== Goal of the exercise ==
Pick out each line below containing "JSON".

== Excerpted records ==
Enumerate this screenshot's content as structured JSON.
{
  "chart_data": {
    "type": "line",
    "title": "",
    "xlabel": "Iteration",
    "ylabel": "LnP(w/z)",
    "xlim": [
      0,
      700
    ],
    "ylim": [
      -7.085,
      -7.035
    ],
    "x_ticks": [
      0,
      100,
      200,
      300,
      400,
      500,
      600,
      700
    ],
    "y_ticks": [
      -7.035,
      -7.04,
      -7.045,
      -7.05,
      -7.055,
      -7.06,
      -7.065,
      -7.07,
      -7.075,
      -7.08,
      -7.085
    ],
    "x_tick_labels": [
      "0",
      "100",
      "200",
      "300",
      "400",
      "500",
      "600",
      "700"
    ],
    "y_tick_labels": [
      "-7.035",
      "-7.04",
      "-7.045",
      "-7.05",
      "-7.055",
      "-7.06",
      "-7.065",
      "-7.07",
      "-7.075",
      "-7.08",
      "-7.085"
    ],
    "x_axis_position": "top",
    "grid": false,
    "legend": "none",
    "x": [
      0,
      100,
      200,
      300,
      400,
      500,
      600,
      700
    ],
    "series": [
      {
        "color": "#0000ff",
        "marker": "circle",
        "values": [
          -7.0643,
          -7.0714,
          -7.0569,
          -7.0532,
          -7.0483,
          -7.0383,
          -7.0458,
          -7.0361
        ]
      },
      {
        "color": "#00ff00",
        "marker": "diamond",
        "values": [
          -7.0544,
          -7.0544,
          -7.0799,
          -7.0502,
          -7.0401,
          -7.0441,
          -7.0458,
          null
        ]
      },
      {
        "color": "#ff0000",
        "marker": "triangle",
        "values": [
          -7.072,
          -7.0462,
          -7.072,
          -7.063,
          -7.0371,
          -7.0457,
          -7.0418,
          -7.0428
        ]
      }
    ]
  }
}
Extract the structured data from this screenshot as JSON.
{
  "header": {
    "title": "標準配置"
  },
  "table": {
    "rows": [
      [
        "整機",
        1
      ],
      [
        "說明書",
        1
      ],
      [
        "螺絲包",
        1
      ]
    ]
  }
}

== Response ==
Enumerate this screenshot's content as structured JSON.
Extract the structured data from this screenshot as JSON.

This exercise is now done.